--- start RECORD EXTRACTS ---

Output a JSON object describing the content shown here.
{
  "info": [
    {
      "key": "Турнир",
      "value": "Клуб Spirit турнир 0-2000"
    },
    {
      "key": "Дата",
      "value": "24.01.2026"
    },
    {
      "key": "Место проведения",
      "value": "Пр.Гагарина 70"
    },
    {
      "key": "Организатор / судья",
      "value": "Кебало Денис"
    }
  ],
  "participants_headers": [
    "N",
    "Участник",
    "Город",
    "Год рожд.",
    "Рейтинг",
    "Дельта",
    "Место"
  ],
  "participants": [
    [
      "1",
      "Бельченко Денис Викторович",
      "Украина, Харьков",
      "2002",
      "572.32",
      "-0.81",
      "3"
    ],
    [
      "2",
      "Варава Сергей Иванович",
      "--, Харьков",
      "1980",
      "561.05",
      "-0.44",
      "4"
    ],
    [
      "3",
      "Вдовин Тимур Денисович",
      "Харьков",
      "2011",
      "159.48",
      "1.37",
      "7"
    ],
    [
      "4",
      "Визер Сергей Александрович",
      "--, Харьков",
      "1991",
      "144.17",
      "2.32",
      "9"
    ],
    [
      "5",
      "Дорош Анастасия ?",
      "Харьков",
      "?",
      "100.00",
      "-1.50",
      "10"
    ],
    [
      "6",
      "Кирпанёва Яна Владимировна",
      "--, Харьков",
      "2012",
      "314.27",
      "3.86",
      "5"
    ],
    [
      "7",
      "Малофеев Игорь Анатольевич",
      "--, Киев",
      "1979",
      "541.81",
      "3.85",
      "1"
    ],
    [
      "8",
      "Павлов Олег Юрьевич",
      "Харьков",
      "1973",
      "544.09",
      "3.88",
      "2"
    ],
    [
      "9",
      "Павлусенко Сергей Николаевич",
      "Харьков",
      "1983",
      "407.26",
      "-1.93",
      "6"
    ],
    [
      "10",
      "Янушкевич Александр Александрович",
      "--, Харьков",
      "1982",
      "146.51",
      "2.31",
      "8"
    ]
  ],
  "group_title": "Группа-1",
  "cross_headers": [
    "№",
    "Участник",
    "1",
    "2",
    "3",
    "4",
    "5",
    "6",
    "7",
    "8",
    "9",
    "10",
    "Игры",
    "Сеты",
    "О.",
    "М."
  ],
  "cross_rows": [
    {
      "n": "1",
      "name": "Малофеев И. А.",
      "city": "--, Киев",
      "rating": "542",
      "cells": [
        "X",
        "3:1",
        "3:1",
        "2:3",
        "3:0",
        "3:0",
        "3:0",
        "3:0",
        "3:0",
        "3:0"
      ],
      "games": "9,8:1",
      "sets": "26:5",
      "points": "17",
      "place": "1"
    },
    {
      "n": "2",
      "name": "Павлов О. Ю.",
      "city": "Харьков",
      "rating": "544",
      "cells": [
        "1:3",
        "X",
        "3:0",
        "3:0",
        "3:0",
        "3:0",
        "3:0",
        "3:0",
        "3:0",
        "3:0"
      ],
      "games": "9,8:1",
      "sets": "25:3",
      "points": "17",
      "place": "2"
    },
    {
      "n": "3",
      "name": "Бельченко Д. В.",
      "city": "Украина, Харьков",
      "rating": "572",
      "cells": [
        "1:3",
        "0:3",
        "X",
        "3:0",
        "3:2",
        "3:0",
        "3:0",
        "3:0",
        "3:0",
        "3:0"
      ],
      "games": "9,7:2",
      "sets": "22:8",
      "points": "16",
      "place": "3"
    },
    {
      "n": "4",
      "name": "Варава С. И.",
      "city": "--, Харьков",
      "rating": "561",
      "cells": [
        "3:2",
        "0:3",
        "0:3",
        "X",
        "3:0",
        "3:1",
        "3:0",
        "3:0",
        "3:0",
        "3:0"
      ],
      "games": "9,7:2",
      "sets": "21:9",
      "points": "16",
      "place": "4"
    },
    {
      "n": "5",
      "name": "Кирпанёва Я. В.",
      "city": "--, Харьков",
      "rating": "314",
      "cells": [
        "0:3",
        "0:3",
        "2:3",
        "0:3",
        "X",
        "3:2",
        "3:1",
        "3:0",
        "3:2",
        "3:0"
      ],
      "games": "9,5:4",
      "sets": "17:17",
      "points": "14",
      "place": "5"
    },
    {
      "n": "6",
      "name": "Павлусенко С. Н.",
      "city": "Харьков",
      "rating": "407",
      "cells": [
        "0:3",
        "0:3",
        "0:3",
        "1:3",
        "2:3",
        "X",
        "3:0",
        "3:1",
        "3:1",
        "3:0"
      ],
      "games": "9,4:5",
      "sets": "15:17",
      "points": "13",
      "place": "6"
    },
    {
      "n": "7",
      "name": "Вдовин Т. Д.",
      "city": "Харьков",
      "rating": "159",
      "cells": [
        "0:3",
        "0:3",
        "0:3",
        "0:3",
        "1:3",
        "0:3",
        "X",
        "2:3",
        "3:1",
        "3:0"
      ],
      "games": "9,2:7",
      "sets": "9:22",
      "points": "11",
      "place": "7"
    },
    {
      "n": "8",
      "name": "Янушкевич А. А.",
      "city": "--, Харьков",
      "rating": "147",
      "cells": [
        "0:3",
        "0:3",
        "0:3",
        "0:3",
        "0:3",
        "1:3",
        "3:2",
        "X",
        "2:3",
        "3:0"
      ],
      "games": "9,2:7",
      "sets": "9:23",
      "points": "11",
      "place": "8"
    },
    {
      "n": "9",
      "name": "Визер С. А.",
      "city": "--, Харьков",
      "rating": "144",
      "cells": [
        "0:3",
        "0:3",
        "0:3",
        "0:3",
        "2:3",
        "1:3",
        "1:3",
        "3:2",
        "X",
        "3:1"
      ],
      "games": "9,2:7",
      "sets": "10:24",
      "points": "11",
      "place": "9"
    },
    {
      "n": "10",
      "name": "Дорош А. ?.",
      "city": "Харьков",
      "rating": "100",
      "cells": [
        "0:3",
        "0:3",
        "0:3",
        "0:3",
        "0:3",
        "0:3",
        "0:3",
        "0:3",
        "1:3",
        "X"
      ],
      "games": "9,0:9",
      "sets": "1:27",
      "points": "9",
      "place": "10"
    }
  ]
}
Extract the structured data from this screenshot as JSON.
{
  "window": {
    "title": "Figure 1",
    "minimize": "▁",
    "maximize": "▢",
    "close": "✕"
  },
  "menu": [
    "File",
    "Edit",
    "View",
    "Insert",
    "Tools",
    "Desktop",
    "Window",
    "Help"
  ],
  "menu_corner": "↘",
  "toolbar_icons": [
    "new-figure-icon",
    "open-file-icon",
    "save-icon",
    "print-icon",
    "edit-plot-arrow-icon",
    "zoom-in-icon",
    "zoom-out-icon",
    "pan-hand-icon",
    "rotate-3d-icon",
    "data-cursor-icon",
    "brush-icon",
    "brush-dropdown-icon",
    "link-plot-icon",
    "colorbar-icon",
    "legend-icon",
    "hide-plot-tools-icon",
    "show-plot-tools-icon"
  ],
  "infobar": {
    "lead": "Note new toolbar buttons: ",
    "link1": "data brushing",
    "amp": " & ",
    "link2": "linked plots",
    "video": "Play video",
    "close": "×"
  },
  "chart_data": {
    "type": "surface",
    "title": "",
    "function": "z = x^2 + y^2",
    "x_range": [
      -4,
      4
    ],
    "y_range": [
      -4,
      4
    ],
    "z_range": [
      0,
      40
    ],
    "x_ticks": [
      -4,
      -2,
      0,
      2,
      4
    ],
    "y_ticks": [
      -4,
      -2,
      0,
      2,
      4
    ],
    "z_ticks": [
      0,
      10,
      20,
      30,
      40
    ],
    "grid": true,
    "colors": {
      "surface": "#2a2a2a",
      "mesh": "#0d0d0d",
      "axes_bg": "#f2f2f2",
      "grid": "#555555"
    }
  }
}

--- end RECORD EXTRACTS ---

▸ AIM:
List every line above that contains the word "place".

▸ EXPECTED ANSWER:
      "place": "1"
      "place": "2"
      "place": "3"
      "place": "4"
      "place": "5"
      "place": "6"
      "place": "7"
      "place": "8"
      "place": "9"
      "place": "10"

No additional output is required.